EXERCISE TASK 1:
Copy the entries word for word, from the first line of the entries through the line that contains "sla-cell (849, 460, 855, 466)", both included.

-- Begin QUOTED PASSAGE --

Fig 3. An illustrative cumulative record of 27 trials (taken with permission from Gallistel, Fairhurst, & Balsam, 2004).

No pecking occurred up to Trial 20. The change-point detection algorithm was applied iteratively to each successive point in the cumulative record, drawing in effect a straight line (not shown in the picture) from the point of origin up to that point. When it reached Trial 27, it drew the straight line indicated in the graph by the slanted dashed line. The point where the cumulative record deviates maximally from this straight line is between Trial 19 and 20. This point is identified as a putative change point. It divides the record into two portions: the cumulative pecks of the trials up to and including Trial 19, and the cumulative pecks of Trials 20 to 27. The distribution of pecks per trials for the trials before and after the putative change point are compared, using an appropriate statistical test. If they differ significantly, the putative change point is accepted as valid. Then the algorithm begins over again, taking Trial 19 as the origin (zero point of the cumulative record) and the pecks on Trial 20 as the first datum (first measurement in the postchange cumulative record).

The algorithm's sensitivity to changes in the slopes is determined by the user-specified decision criterion; the lower the criterion, the higher the sensitivity. On the one hand, using a low criterion (high sensitivity) can be problematic, as the algorithm will detect changes when in fact there have been none. That is, the algorithm will be fitting the noise. On the other hand, using a high criterion (low sensitivity) runs the danger of ignoring small but true changes in behavior, therefore describing learning as a step-like process when in fact it is not. Therefore, it is important to compare change-point analyses using both liberal and conservative criteria, looking to see whether there are any systematic changes in behavior captured by a liberal criterion that are missed when a conservative criterion is used.

-- End QUOTED PASSAGE --

EXERCISE TASK 2:
Answer these questions from the passage on change-point detection:
(a) Up to which trial did no pecking occur?
(b) Between which two trials does the cumulative record deviate maximally from the straight line?
(c) What determines the algorithm's sensitivity to changes in the slopes?

-- Begin LISTING --

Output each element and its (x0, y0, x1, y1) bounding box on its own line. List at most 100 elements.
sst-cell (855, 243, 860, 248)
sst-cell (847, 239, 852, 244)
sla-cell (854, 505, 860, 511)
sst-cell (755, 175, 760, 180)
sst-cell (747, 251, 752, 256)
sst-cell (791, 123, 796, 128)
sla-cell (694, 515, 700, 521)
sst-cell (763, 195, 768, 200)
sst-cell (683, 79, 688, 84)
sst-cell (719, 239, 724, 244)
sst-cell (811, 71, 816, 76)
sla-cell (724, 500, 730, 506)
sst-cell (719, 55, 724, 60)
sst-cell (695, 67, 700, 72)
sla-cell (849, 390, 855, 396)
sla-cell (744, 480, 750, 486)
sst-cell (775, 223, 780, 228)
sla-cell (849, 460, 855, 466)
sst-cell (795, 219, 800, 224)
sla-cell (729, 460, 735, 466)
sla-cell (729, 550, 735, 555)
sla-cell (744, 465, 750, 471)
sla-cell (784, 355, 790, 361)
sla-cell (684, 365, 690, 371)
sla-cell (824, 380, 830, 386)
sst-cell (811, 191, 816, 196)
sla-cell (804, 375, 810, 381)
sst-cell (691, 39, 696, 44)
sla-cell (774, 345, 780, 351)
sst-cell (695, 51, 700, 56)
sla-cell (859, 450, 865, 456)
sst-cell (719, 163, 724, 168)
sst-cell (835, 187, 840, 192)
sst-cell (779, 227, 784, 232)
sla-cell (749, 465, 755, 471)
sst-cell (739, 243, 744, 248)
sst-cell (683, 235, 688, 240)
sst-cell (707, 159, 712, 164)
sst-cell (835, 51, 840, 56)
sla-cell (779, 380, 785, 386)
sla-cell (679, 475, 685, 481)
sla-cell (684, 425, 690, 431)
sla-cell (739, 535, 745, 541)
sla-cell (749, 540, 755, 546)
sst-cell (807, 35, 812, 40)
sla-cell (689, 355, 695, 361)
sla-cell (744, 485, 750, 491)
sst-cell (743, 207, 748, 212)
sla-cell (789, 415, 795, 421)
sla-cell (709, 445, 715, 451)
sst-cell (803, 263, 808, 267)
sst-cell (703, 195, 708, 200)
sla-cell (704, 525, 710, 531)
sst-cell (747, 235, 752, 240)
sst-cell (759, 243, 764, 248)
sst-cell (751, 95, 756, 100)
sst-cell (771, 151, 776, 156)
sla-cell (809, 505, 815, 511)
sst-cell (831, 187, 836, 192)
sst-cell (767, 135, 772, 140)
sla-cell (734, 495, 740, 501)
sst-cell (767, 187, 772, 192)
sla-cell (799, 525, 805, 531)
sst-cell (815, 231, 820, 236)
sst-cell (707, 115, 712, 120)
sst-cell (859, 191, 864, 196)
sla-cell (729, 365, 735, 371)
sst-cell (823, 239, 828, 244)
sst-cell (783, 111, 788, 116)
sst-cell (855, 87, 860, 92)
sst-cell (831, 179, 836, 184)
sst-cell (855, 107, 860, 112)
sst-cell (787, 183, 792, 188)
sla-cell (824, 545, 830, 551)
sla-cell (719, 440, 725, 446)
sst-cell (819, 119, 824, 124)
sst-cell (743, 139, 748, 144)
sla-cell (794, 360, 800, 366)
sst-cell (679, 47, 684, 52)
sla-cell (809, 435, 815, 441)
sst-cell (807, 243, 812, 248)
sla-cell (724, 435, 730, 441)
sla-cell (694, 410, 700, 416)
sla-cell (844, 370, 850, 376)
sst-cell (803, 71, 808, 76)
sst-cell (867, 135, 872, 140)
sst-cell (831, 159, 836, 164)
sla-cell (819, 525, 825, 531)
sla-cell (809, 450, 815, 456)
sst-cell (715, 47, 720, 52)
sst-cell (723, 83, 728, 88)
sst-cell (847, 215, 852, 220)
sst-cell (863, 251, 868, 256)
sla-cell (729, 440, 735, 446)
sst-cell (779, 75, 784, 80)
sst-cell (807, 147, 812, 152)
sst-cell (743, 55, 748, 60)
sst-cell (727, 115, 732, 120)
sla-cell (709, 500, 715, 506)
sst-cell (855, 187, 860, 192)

-- End LISTING --

WORKED ANSWER 1:
Output each element and its (x0, y0, x1, y1) bounding box on its own line. List at most 100 elements.
sst-cell (855, 243, 860, 248)
sst-cell (847, 239, 852, 244)
sla-cell (854, 505, 860, 511)
sst-cell (755, 175, 760, 180)
sst-cell (747, 251, 752, 256)
sst-cell (791, 123, 796, 128)
sla-cell (694, 515, 700, 521)
sst-cell (763, 195, 768, 200)
sst-cell (683, 79, 688, 84)
sst-cell (719, 239, 724, 244)
sst-cell (811, 71, 816, 76)
sla-cell (724, 500, 730, 506)
sst-cell (719, 55, 724, 60)
sst-cell (695, 67, 700, 72)
sla-cell (849, 390, 855, 396)
sla-cell (744, 480, 750, 486)
sst-cell (775, 223, 780, 228)
sla-cell (849, 460, 855, 466)

WORKED ANSWER 2:
(a) Trial 20
(b) Trial 19 and Trial 20
(c) The user-specified decision criterion